• **WHAT IS EXPECTED**
Repeat every record below exactly, leaving out the pictures.

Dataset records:
:::::
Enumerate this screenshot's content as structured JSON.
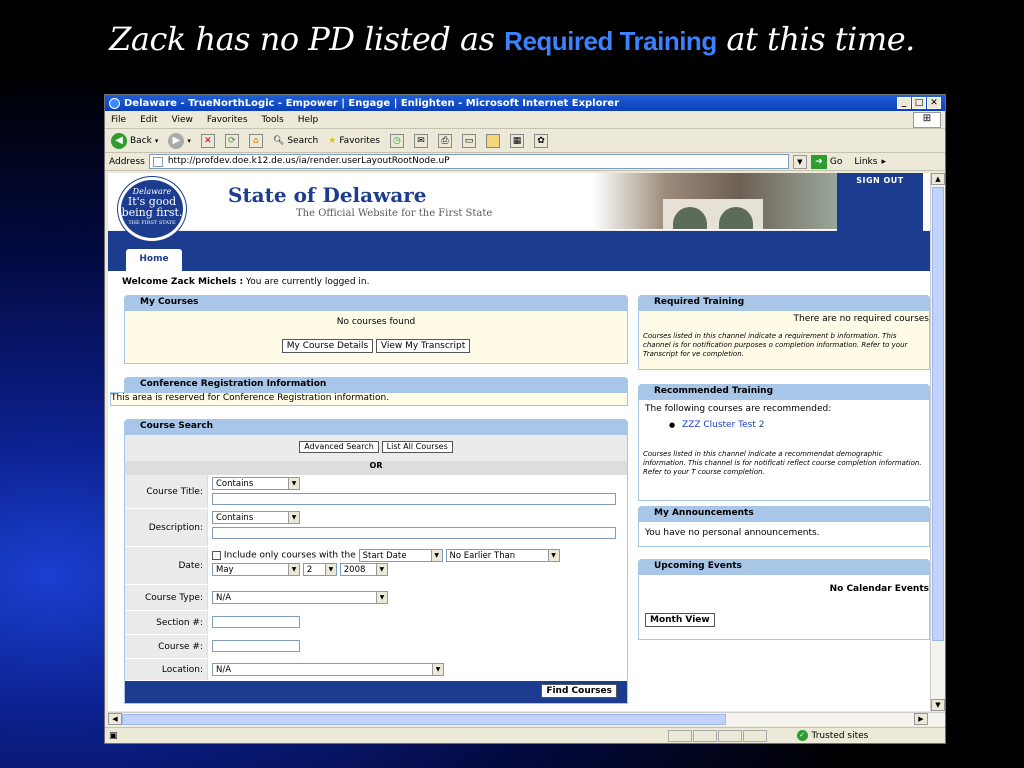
{
  "slide": {
    "title_prefix": "Zack has no PD listed as ",
    "title_highlight": "Required Training",
    "title_suffix": " at this time."
  },
  "window": {
    "title": "Delaware - TrueNorthLogic - Empower | Engage | Enlighten - Microsoft Internet Explorer",
    "menu": [
      "File",
      "Edit",
      "View",
      "Favorites",
      "Tools",
      "Help"
    ],
    "toolbar": {
      "back": "Back",
      "search": "Search",
      "favorites": "Favorites"
    },
    "address_label": "Address",
    "url": "http://profdev.doe.k12.de.us/ia/render.userLayoutRootNode.uP",
    "go": "Go",
    "links": "Links",
    "status_zone": "Trusted sites"
  },
  "site": {
    "seal_line1": "Delaware",
    "seal_line2": "It's good being first.",
    "seal_line3": "THE FIRST STATE",
    "title": "State of Delaware",
    "subtitle": "The Official Website for the First State",
    "sign_out": "SIGN OUT",
    "tab_home": "Home",
    "welcome_name": "Welcome Zack Michels :",
    "welcome_msg": " You are currently logged in."
  },
  "my_courses": {
    "header": "My Courses",
    "empty": "No courses found",
    "btn_details": "My Course Details",
    "btn_transcript": "View My Transcript"
  },
  "conference": {
    "header": "Conference Registration Information",
    "body": "This area is reserved for Conference Registration information."
  },
  "course_search": {
    "header": "Course Search",
    "btn_advanced": "Advanced Search",
    "btn_list_all": "List All Courses",
    "or": "OR",
    "labels": {
      "title": "Course Title:",
      "description": "Description:",
      "date": "Date:",
      "type": "Course Type:",
      "section": "Section #:",
      "course_no": "Course #:",
      "location": "Location:"
    },
    "title_op": "Contains",
    "description_op": "Contains",
    "date_include": "Include only courses with the",
    "date_field": "Start Date",
    "date_cmp": "No Earlier Than",
    "date_month": "May",
    "date_day": "2",
    "date_year": "2008",
    "type_value": "N/A",
    "location_value": "N/A",
    "btn_find": "Find Courses"
  },
  "required_training": {
    "header": "Required Training",
    "empty": "There are no required courses",
    "note": "Courses listed in this channel indicate a requirement b information. This channel is for notification purposes o completion information. Refer to your Transcript for ve completion."
  },
  "recommended_training": {
    "header": "Recommended Training",
    "intro": "The following courses are recommended:",
    "items": [
      "ZZZ Cluster Test 2"
    ],
    "note": "Courses listed in this channel indicate a recommendat demographic information. This channel is for notificati reflect course completion information. Refer to your T course completion."
  },
  "announcements": {
    "header": "My Announcements",
    "body": "You have no personal announcements."
  },
  "events": {
    "header": "Upcoming Events",
    "empty": "No Calendar Events",
    "btn_month": "Month View"
  }
}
:::::
• **EXPECTED ANSWER**
Enumerate this screenshot's content as structured JSON.
{
  "slide": {
    "title_prefix": "Zack has no PD listed as ",
    "title_highlight": "Required Training",
    "title_suffix": " at this time."
  },
  "window": {
    "title": "Delaware - TrueNorthLogic - Empower | Engage | Enlighten - Microsoft Internet Explorer",
    "menu": [
      "File",
      "Edit",
      "View",
      "Favorites",
      "Tools",
      "Help"
    ],
    "toolbar": {
      "back": "Back",
      "search": "Search",
      "favorites": "Favorites"
    },
    "address_label": "Address",
    "url": "http://profdev.doe.k12.de.us/ia/render.userLayoutRootNode.uP",
    "go": "Go",
    "links": "Links",
    "status_zone": "Trusted sites"
  },
  "site": {
    "seal_line1": "Delaware",
    "seal_line2": "It's good being first.",
    "seal_line3": "THE FIRST STATE",
    "title": "State of Delaware",
    "subtitle": "The Official Website for the First State",
    "sign_out": "SIGN OUT",
    "tab_home": "Home",
    "welcome_name": "Welcome Zack Michels :",
    "welcome_msg": " You are currently logged in."
  },
  "my_courses": {
    "header": "My Courses",
    "empty": "No courses found",
    "btn_details": "My Course Details",
    "btn_transcript": "View My Transcript"
  },
  "conference": {
    "header": "Conference Registration Information",
    "body": "This area is reserved for Conference Registration information."
  },
  "course_search": {
    "header": "Course Search",
    "btn_advanced": "Advanced Search",
    "btn_list_all": "List All Courses",
    "or": "OR",
    "labels": {
      "title": "Course Title:",
      "description": "Description:",
      "date": "Date:",
      "type": "Course Type:",
      "section": "Section #:",
      "course_no": "Course #:",
      "location": "Location:"
    },
    "title_op": "Contains",
    "description_op": "Contains",
    "date_include": "Include only courses with the",
    "date_field": "Start Date",
    "date_cmp": "No Earlier Than",
    "date_month": "May",
    "date_day": "2",
    "date_year": "2008",
    "type_value": "N/A",
    "location_value": "N/A",
    "btn_find": "Find Courses"
  },
  "required_training": {
    "header": "Required Training",
    "empty": "There are no required courses",
    "note": "Courses listed in this channel indicate a requirement b information. This channel is for notification purposes o completion information. Refer to your Transcript for ve completion."
  },
  "recommended_training": {
    "header": "Recommended Training",
    "intro": "The following courses are recommended:",
    "items": [
      "ZZZ Cluster Test 2"
    ],
    "note": "Courses listed in this channel indicate a recommendat demographic information. This channel is for notificati reflect course completion information. Refer to your T course completion."
  },
  "announcements": {
    "header": "My Announcements",
    "body": "You have no personal announcements."
  },
  "events": {
    "header": "Upcoming Events",
    "empty": "No Calendar Events",
    "btn_month": "Month View"
  }
}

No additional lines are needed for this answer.